**SHORT EXERCISE**. Below are some records. Copy every line in them that holds "married".

[Stored data entries]
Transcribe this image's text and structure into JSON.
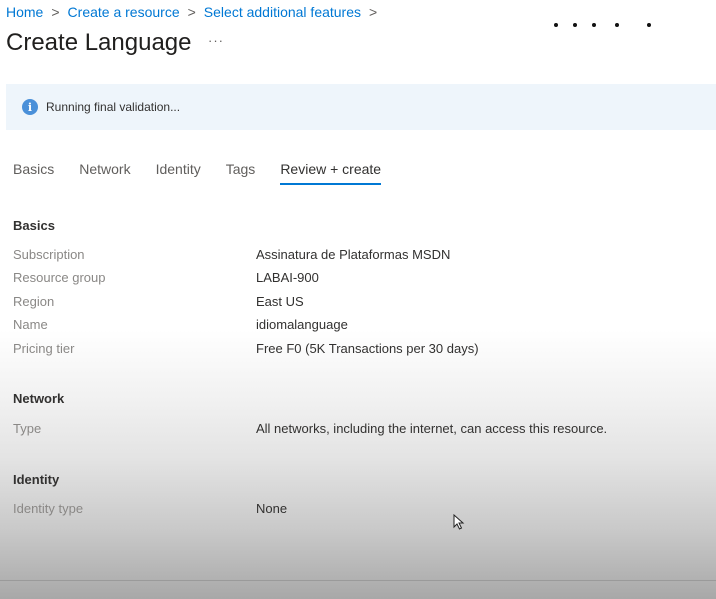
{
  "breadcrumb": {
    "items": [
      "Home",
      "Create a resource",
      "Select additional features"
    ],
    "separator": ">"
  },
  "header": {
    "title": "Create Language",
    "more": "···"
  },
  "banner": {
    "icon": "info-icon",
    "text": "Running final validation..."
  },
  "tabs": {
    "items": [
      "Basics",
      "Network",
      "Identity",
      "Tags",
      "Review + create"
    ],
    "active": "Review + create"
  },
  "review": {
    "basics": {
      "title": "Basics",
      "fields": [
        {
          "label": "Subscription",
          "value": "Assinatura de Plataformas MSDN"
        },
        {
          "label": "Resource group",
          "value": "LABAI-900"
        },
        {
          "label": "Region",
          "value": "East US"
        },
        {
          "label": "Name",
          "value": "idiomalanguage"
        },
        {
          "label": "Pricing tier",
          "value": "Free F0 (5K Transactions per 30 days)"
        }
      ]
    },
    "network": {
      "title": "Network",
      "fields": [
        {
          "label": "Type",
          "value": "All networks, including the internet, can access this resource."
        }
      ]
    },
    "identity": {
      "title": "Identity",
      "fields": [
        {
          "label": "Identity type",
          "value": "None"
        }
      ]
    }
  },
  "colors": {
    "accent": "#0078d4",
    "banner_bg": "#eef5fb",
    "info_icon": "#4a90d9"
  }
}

* * *

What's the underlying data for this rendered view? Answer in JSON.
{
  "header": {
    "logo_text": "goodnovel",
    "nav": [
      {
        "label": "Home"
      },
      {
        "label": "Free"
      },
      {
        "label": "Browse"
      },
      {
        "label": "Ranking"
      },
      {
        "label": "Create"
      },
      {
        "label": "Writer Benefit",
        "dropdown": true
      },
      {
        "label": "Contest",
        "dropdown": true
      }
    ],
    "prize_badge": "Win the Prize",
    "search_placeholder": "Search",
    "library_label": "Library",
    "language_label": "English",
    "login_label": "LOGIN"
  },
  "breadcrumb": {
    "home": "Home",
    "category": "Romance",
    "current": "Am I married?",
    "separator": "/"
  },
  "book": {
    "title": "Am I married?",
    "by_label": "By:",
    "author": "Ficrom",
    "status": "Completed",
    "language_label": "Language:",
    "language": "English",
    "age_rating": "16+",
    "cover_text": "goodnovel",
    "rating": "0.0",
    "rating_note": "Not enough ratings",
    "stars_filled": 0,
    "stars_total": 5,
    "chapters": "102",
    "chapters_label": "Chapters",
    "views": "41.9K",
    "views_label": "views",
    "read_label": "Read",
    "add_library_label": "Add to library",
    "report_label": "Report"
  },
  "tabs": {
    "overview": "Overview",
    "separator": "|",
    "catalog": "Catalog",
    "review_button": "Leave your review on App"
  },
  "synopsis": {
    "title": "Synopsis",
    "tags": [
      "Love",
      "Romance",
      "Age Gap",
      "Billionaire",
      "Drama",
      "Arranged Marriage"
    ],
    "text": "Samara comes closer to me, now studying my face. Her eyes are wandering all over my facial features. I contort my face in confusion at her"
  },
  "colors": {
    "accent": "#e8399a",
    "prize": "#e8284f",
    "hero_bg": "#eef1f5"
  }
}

---

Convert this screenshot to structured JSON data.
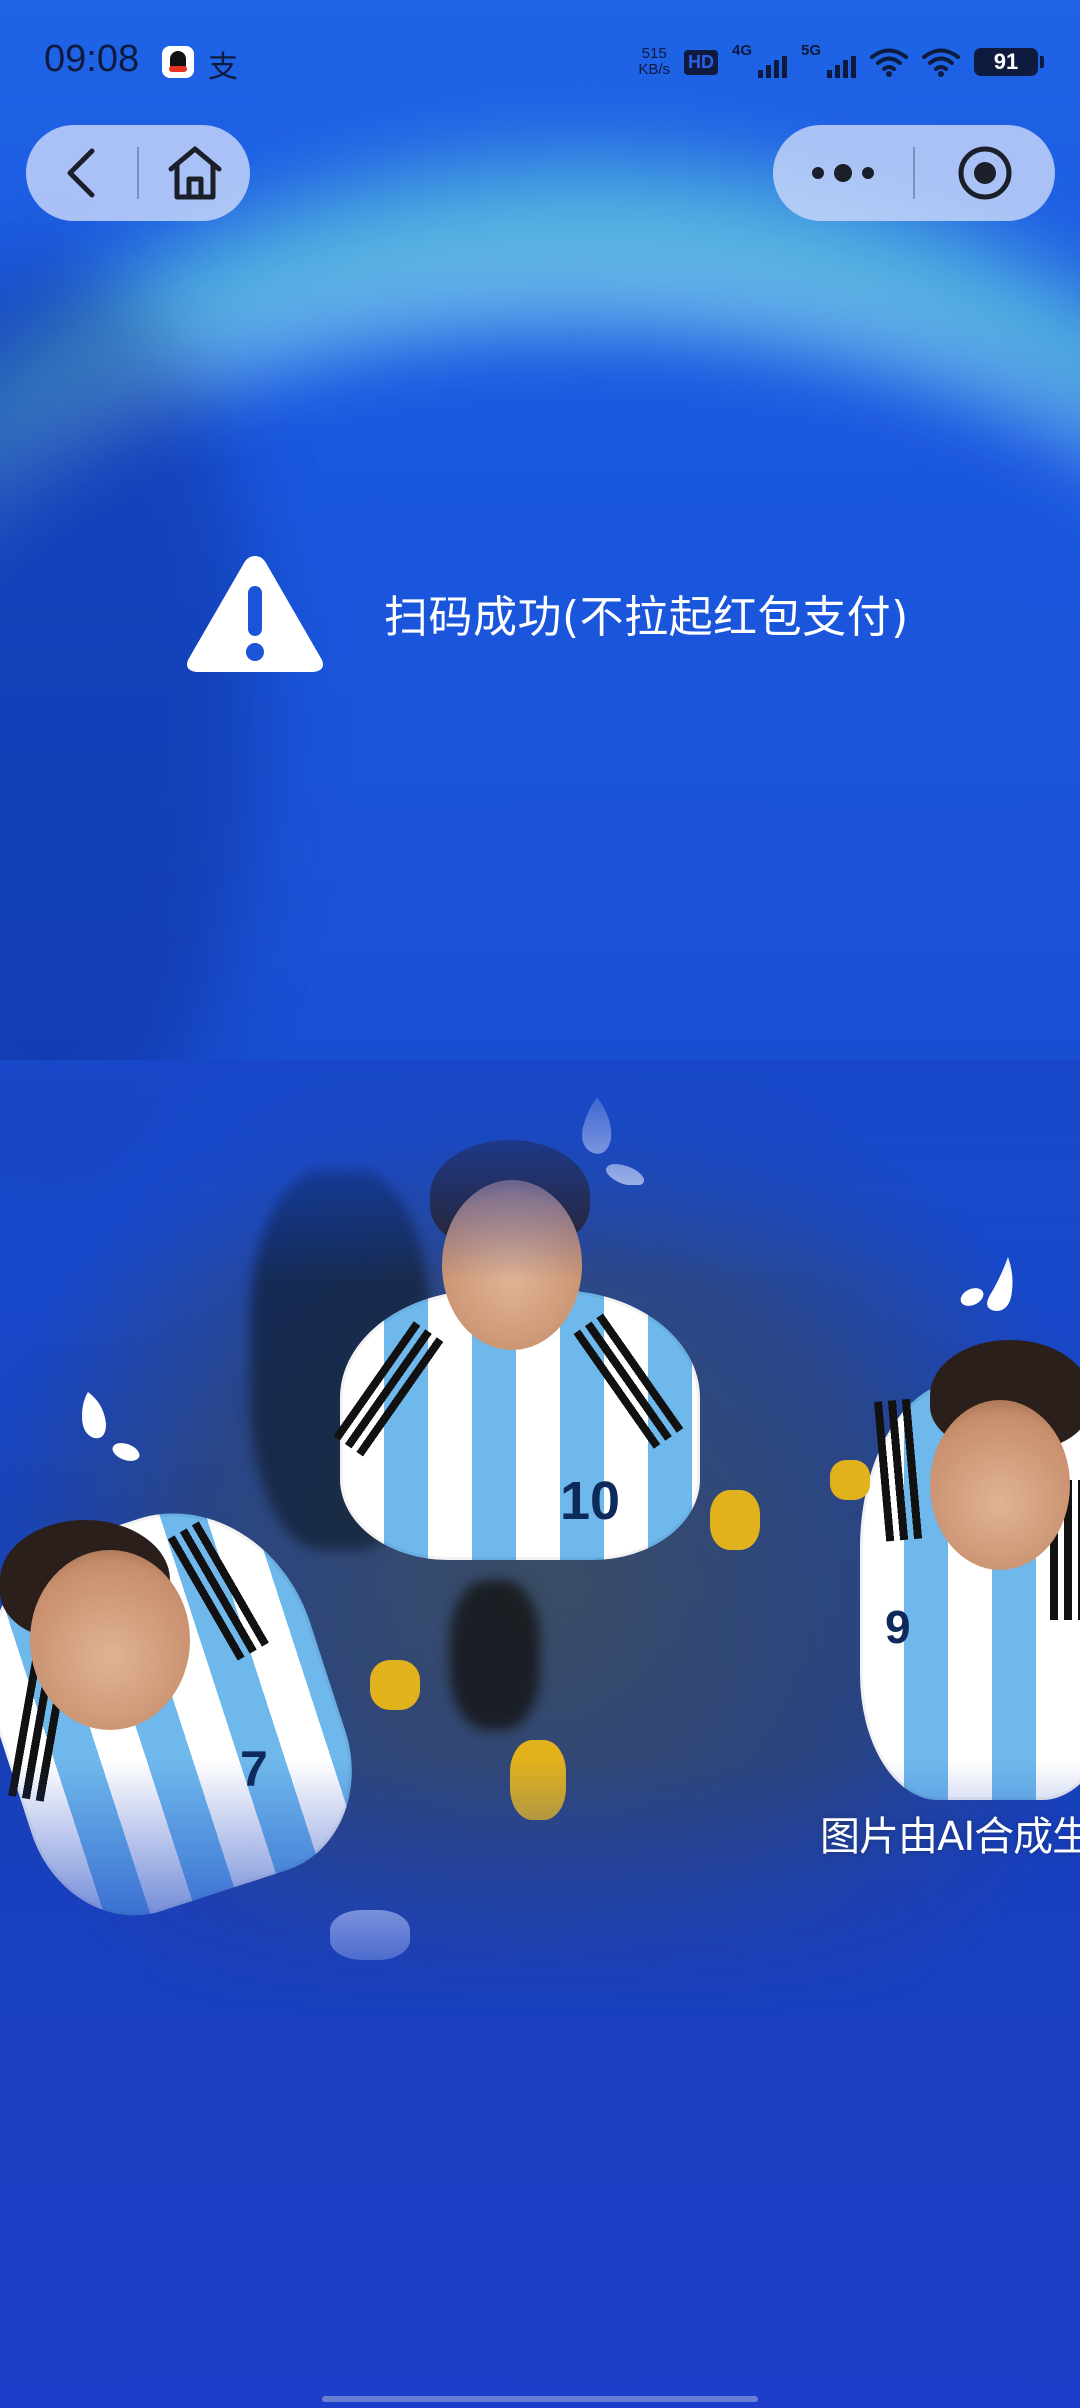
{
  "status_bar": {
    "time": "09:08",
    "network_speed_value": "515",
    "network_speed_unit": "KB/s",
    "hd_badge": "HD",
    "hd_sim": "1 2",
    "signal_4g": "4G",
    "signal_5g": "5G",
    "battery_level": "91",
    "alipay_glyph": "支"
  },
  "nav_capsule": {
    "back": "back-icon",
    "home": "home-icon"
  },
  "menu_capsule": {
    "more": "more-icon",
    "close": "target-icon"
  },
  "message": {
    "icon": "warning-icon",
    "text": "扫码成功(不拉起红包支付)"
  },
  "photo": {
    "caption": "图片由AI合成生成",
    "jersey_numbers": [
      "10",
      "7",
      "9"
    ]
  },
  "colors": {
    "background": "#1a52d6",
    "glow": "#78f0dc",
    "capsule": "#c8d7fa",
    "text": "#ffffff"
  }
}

**PROBLEM SOLUTION**.
    "current": "Am I married?",
    "title": "Am I married?",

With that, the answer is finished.